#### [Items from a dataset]

- - - - - - -

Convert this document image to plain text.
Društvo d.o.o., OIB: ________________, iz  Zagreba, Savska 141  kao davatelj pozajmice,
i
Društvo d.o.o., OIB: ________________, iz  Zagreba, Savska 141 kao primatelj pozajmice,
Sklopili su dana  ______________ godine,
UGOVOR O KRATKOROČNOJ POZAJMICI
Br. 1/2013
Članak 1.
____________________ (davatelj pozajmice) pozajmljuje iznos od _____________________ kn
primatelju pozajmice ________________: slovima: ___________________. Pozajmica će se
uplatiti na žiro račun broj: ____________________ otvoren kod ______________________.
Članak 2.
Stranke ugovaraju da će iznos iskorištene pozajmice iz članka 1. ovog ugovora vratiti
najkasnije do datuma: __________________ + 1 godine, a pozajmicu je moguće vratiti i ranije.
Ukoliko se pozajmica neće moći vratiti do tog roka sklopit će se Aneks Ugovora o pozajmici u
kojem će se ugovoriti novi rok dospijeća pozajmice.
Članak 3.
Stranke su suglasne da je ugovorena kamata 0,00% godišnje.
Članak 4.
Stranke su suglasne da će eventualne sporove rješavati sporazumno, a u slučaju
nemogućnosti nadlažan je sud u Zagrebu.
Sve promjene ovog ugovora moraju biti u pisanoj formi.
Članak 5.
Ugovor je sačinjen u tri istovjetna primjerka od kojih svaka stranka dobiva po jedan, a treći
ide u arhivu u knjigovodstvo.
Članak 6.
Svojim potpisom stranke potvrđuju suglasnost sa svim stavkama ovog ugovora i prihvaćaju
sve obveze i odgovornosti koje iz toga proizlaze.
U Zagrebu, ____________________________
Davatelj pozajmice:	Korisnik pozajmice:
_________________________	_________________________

- - - - - - -

#### [Problem to solve]
Output all of the data again. Match it exactly.

#### [Response for this exercise]
Convert this document image to plain text.
Društvo d.o.o., OIB: ________________, iz  Zagreba, Savska 141  kao davatelj pozajmice,
i
Društvo d.o.o., OIB: ________________, iz  Zagreba, Savska 141 kao primatelj pozajmice,
Sklopili su dana  ______________ godine,
UGOVOR O KRATKOROČNOJ POZAJMICI
Br. 1/2013
Članak 1.
____________________ (davatelj pozajmice) pozajmljuje iznos od _____________________ kn
primatelju pozajmice ________________: slovima: ___________________. Pozajmica će se
uplatiti na žiro račun broj: ____________________ otvoren kod ______________________.
Članak 2.
Stranke ugovaraju da će iznos iskorištene pozajmice iz članka 1. ovog ugovora vratiti
najkasnije do datuma: __________________ + 1 godine, a pozajmicu je moguće vratiti i ranije.
Ukoliko se pozajmica neće moći vratiti do tog roka sklopit će se Aneks Ugovora o pozajmici u
kojem će se ugovoriti novi rok dospijeća pozajmice.
Članak 3.
Stranke su suglasne da je ugovorena kamata 0,00% godišnje.
Članak 4.
Stranke su suglasne da će eventualne sporove rješavati sporazumno, a u slučaju
nemogućnosti nadlažan je sud u Zagrebu.
Sve promjene ovog ugovora moraju biti u pisanoj formi.
Članak 5.
Ugovor je sačinjen u tri istovjetna primjerka od kojih svaka stranka dobiva po jedan, a treći
ide u arhivu u knjigovodstvo.
Članak 6.
Svojim potpisom stranke potvrđuju suglasnost sa svim stavkama ovog ugovora i prihvaćaju
sve obveze i odgovornosti koje iz toga proizlaze.
U Zagrebu, ____________________________
Davatelj pozajmice:	Korisnik pozajmice:
_________________________	_________________________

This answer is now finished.